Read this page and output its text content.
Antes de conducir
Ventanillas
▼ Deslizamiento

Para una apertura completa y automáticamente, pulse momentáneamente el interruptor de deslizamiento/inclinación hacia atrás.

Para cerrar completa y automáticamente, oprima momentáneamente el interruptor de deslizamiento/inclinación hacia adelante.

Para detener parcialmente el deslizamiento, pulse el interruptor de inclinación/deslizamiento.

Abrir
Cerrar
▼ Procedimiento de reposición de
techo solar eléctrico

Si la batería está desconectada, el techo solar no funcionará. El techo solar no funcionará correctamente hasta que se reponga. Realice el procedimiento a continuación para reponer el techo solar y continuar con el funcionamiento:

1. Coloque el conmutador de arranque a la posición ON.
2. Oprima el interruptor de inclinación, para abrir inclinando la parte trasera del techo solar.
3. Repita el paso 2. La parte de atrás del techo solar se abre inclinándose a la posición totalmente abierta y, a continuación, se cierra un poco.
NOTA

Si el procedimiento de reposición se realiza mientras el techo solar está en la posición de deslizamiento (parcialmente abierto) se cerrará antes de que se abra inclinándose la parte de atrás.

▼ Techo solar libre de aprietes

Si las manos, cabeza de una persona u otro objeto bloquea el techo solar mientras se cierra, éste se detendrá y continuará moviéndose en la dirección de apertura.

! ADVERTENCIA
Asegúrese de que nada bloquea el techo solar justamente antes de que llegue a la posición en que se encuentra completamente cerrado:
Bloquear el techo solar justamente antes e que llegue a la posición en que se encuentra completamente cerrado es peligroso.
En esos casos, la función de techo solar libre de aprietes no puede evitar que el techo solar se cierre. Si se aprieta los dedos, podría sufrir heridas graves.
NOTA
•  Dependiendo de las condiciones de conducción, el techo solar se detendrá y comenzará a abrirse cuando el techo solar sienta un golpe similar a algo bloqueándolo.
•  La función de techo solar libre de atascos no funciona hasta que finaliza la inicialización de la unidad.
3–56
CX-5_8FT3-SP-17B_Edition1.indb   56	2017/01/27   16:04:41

*EXERCISE:* Return what is listed above, exactly and completely.

*REPLY TO THE TASK:*
Read this page and output its text content.
Antes de conducir
Ventanillas
▼ Deslizamiento

Para una apertura completa y automáticamente, pulse momentáneamente el interruptor de deslizamiento/inclinación hacia atrás.

Para cerrar completa y automáticamente, oprima momentáneamente el interruptor de deslizamiento/inclinación hacia adelante.

Para detener parcialmente el deslizamiento, pulse el interruptor de inclinación/deslizamiento.

Abrir
Cerrar
▼ Procedimiento de reposición de
techo solar eléctrico

Si la batería está desconectada, el techo solar no funcionará. El techo solar no funcionará correctamente hasta que se reponga. Realice el procedimiento a continuación para reponer el techo solar y continuar con el funcionamiento:

1. Coloque el conmutador de arranque a la posición ON.
2. Oprima el interruptor de inclinación, para abrir inclinando la parte trasera del techo solar.
3. Repita el paso 2. La parte de atrás del techo solar se abre inclinándose a la posición totalmente abierta y, a continuación, se cierra un poco.
NOTA

Si el procedimiento de reposición se realiza mientras el techo solar está en la posición de deslizamiento (parcialmente abierto) se cerrará antes de que se abra inclinándose la parte de atrás.

▼ Techo solar libre de aprietes

Si las manos, cabeza de una persona u otro objeto bloquea el techo solar mientras se cierra, éste se detendrá y continuará moviéndose en la dirección de apertura.

! ADVERTENCIA
Asegúrese de que nada bloquea el techo solar justamente antes de que llegue a la posición en que se encuentra completamente cerrado:
Bloquear el techo solar justamente antes e que llegue a la posición en que se encuentra completamente cerrado es peligroso.
En esos casos, la función de techo solar libre de aprietes no puede evitar que el techo solar se cierre. Si se aprieta los dedos, podría sufrir heridas graves.
NOTA
•  Dependiendo de las condiciones de conducción, el techo solar se detendrá y comenzará a abrirse cuando el techo solar sienta un golpe similar a algo bloqueándolo.
•  La función de techo solar libre de atascos no funciona hasta que finaliza la inicialización de la unidad.
3–56
CX-5_8FT3-SP-17B_Edition1.indb   56	2017/01/27   16:04:41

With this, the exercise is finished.